── Data to process ──
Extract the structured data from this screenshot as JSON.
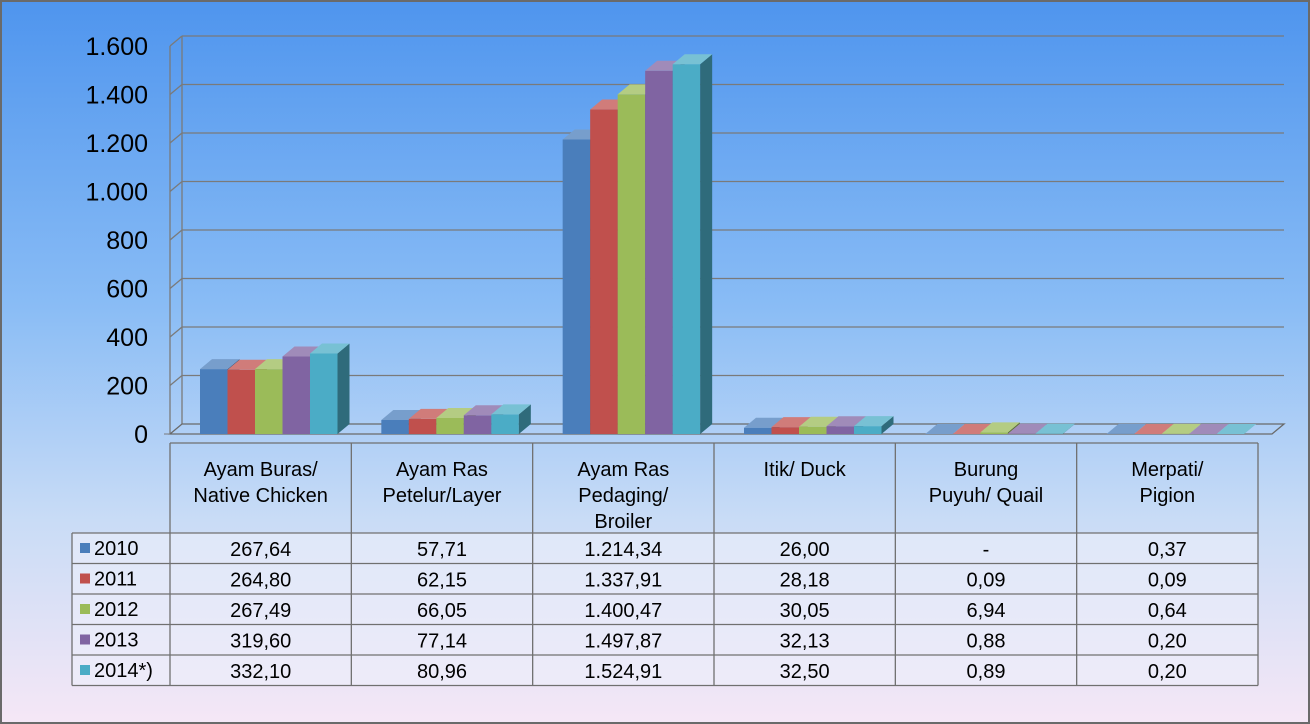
{
  "chart_data": {
    "type": "bar",
    "categories": [
      [
        "Ayam Buras/",
        "Native Chicken"
      ],
      [
        "Ayam Ras",
        "Petelur/Layer"
      ],
      [
        "Ayam Ras",
        "Pedaging/",
        "Broiler"
      ],
      [
        "Itik/ Duck"
      ],
      [
        "Burung",
        "Puyuh/ Quail"
      ],
      [
        "Merpati/",
        "Pigion"
      ]
    ],
    "series": [
      {
        "name": "2010",
        "values": [
          267.64,
          57.71,
          1214.34,
          26.0,
          null,
          0.37
        ],
        "labels": [
          "267,64",
          "57,71",
          "1.214,34",
          "26,00",
          "-",
          "0,37"
        ]
      },
      {
        "name": "2011",
        "values": [
          264.8,
          62.15,
          1337.91,
          28.18,
          0.09,
          0.09
        ],
        "labels": [
          "264,80",
          "62,15",
          "1.337,91",
          "28,18",
          "0,09",
          "0,09"
        ]
      },
      {
        "name": "2012",
        "values": [
          267.49,
          66.05,
          1400.47,
          30.05,
          6.94,
          0.64
        ],
        "labels": [
          "267,49",
          "66,05",
          "1.400,47",
          "30,05",
          "6,94",
          "0,64"
        ]
      },
      {
        "name": "2013",
        "values": [
          319.6,
          77.14,
          1497.87,
          32.13,
          0.88,
          0.2
        ],
        "labels": [
          "319,60",
          "77,14",
          "1.497,87",
          "32,13",
          "0,88",
          "0,20"
        ]
      },
      {
        "name": "2014*)",
        "values": [
          332.1,
          80.96,
          1524.91,
          32.5,
          0.89,
          0.2
        ],
        "labels": [
          "332,10",
          "80,96",
          "1.524,91",
          "32,50",
          "0,89",
          "0,20"
        ]
      }
    ],
    "series_colors": [
      "#4a7ebb",
      "#c0504d",
      "#9bbb59",
      "#8064a2",
      "#4bacc6"
    ],
    "ylim": [
      0,
      1600
    ],
    "yticks": [
      {
        "value": 0,
        "label": "0"
      },
      {
        "value": 200,
        "label": "200"
      },
      {
        "value": 400,
        "label": "400"
      },
      {
        "value": 600,
        "label": "600"
      },
      {
        "value": 800,
        "label": "800"
      },
      {
        "value": 1000,
        "label": "1.000"
      },
      {
        "value": 1200,
        "label": "1.200"
      },
      {
        "value": 1400,
        "label": "1.400"
      },
      {
        "value": 1600,
        "label": "1.600"
      }
    ],
    "grid": true,
    "legend": "data-table",
    "background_top": "#4f95ee",
    "background_bottom": "#f5e7f6"
  }
}
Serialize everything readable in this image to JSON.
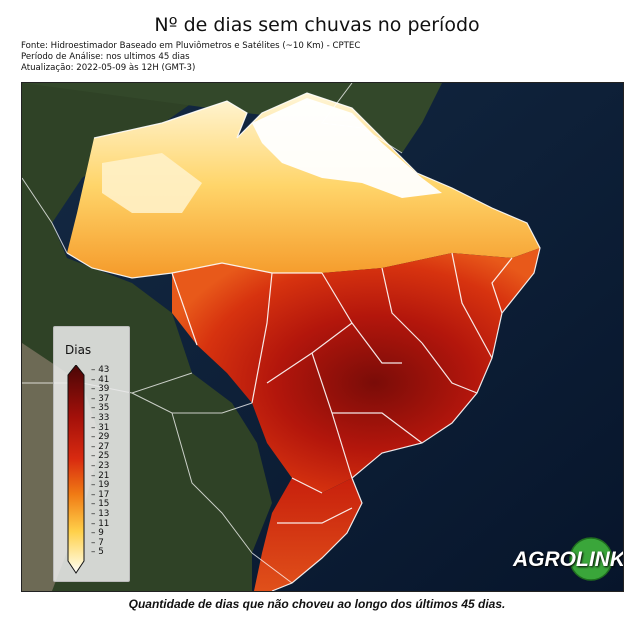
{
  "title": "Nº de dias sem chuvas no período",
  "source_line": "Fonte: Hidroestimador Baseado em Pluviômetros e Satélites (~10 Km) - CPTEC",
  "period_line": "Período de Análise: nos ultimos 45 dias",
  "update_line": "Atualização: 2022-05-09 às 12H (GMT-3)",
  "legend": {
    "title": "Dias",
    "ticks": [
      "43",
      "41",
      "39",
      "37",
      "35",
      "33",
      "31",
      "29",
      "27",
      "25",
      "23",
      "21",
      "19",
      "17",
      "15",
      "13",
      "11",
      "9",
      "7",
      "5"
    ],
    "colors": {
      "low": "#ffffff",
      "mid_low": "#ffd04a",
      "mid": "#f07a14",
      "high": "#c81e0a",
      "max": "#4a0606"
    }
  },
  "logo_text": "AGROLINK",
  "caption": "Quantidade de dias que não choveu ao longo dos últimos 45 dias.",
  "colors": {
    "ocean": "#0a1a33",
    "land_outside": "#2b3d22",
    "border": "#ffffff",
    "logo_green": "#3aa63a"
  }
}
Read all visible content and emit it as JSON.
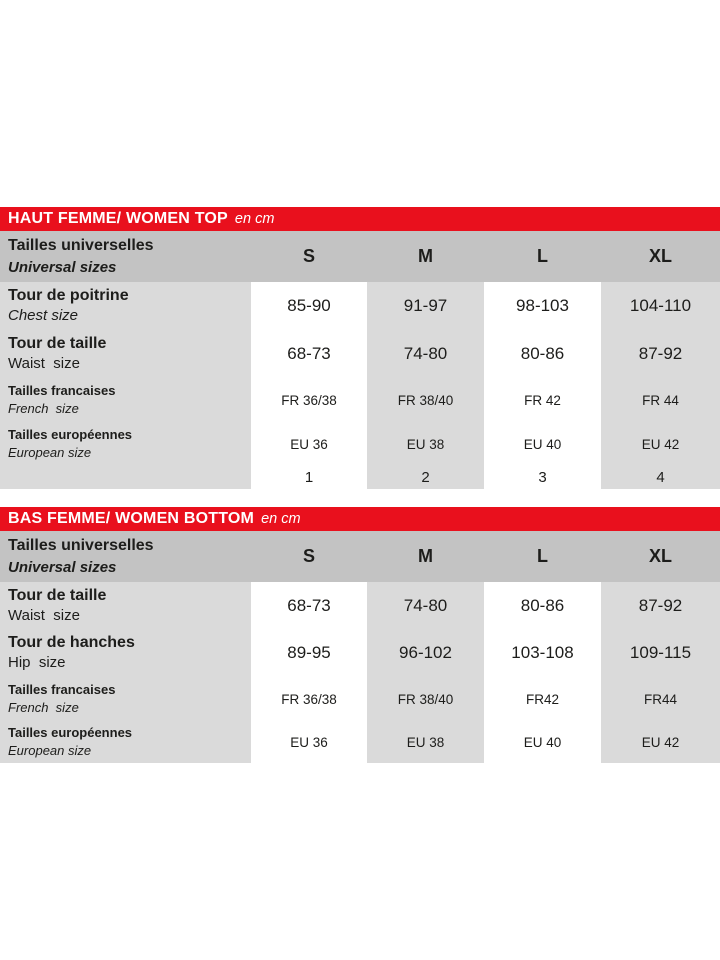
{
  "colors": {
    "accent_red": "#e9101d",
    "header_row_gray": "#c3c3c3",
    "shaded_cell_gray": "#dadada",
    "text": "#1d1d1b"
  },
  "tables": [
    {
      "title": "HAUT FEMME/ WOMEN TOP",
      "unit": "en cm",
      "header": {
        "label_fr": "Tailles universelles",
        "label_en": "Universal sizes",
        "col_s": "S",
        "col_m": "M",
        "col_l": "L",
        "col_xl": "XL"
      },
      "rows": [
        {
          "fr": "Tour de poitrine",
          "en": "Chest size",
          "v1": "85-90",
          "v2": "91-97",
          "v3": "98-103",
          "v4": "104-110"
        },
        {
          "fr": "Tour de taille",
          "en": "Waist  size",
          "v1": "68-73",
          "v2": "74-80",
          "v3": "80-86",
          "v4": "87-92"
        },
        {
          "fr": "Tailles francaises",
          "en": "French  size",
          "v1": "FR 36/38",
          "v2": "FR 38/40",
          "v3": "FR 42",
          "v4": "FR 44"
        },
        {
          "fr": "Tailles européennes",
          "en": "European size",
          "v1": "EU 36",
          "v2": "EU 38",
          "v3": "EU 40",
          "v4": "EU 42"
        },
        {
          "fr": "",
          "en": "",
          "v1": "1",
          "v2": "2",
          "v3": "3",
          "v4": "4"
        }
      ]
    },
    {
      "title": "BAS FEMME/ WOMEN BOTTOM",
      "unit": "en cm",
      "header": {
        "label_fr": "Tailles universelles",
        "label_en": "Universal sizes",
        "col_s": "S",
        "col_m": "M",
        "col_l": "L",
        "col_xl": "XL"
      },
      "rows": [
        {
          "fr": "Tour de taille",
          "en": "Waist  size",
          "v1": "68-73",
          "v2": "74-80",
          "v3": "80-86",
          "v4": "87-92"
        },
        {
          "fr": "Tour de hanches",
          "en": "Hip  size",
          "v1": "89-95",
          "v2": "96-102",
          "v3": "103-108",
          "v4": "109-115"
        },
        {
          "fr": "Tailles francaises",
          "en": "French  size",
          "v1": "FR 36/38",
          "v2": "FR 38/40",
          "v3": "FR42",
          "v4": "FR44"
        },
        {
          "fr": "Tailles européennes",
          "en": "European size",
          "v1": "EU 36",
          "v2": "EU 38",
          "v3": "EU 40",
          "v4": "EU 42"
        }
      ]
    }
  ]
}
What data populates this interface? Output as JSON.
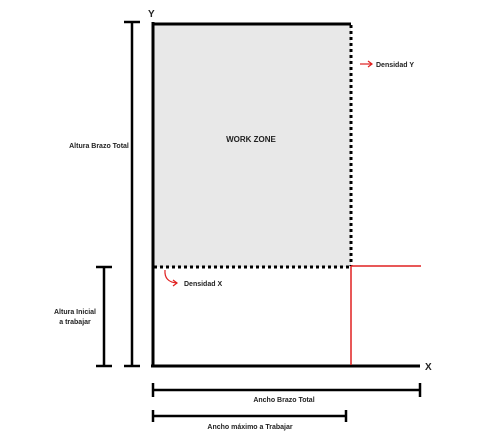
───
> **Short exercise**:
Identify each line holding the string "WOMEN", and copy it out.

> **Task result**:
      "title": "HAUT FEMME/ WOMEN TOP",
      "title": "BAS FEMME/ WOMEN BOTTOM",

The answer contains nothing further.